### Exercise instructions
Copy the data word for word, keeping every line.

____

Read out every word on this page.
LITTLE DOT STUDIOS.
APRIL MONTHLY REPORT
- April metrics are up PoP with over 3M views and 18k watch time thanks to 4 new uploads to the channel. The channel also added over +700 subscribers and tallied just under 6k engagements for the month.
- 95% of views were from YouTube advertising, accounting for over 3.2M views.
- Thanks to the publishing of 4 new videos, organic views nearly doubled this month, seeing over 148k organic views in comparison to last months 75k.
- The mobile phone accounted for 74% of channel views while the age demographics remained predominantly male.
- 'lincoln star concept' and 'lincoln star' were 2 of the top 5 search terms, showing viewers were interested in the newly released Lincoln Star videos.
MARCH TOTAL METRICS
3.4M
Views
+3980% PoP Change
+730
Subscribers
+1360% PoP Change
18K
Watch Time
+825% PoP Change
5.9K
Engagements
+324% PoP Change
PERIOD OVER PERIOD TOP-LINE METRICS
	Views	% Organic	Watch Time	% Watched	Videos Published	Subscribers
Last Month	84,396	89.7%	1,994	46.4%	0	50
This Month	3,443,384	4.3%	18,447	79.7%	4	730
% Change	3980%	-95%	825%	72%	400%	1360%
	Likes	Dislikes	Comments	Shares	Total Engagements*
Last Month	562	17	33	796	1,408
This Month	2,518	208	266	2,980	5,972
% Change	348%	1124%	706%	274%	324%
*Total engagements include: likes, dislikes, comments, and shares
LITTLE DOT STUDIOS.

____

### The answer
Read out every word on this page.
LITTLE DOT STUDIOS.
APRIL MONTHLY REPORT
- April metrics are up PoP with over 3M views and 18k watch time thanks to 4 new uploads to the channel. The channel also added over +700 subscribers and tallied just under 6k engagements for the month.
- 95% of views were from YouTube advertising, accounting for over 3.2M views.
- Thanks to the publishing of 4 new videos, organic views nearly doubled this month, seeing over 148k organic views in comparison to last months 75k.
- The mobile phone accounted for 74% of channel views while the age demographics remained predominantly male.
- 'lincoln star concept' and 'lincoln star' were 2 of the top 5 search terms, showing viewers were interested in the newly released Lincoln Star videos.
MARCH TOTAL METRICS
3.4M
Views
+3980% PoP Change
+730
Subscribers
+1360% PoP Change
18K
Watch Time
+825% PoP Change
5.9K
Engagements
+324% PoP Change
PERIOD OVER PERIOD TOP-LINE METRICS
	Views	% Organic	Watch Time	% Watched	Videos Published	Subscribers
Last Month	84,396	89.7%	1,994	46.4%	0	50
This Month	3,443,384	4.3%	18,447	79.7%	4	730
% Change	3980%	-95%	825%	72%	400%	1360%
	Likes	Dislikes	Comments	Shares	Total Engagements*
Last Month	562	17	33	796	1,408
This Month	2,518	208	266	2,980	5,972
% Change	348%	1124%	706%	274%	324%
*Total engagements include: likes, dislikes, comments, and shares
LITTLE DOT STUDIOS.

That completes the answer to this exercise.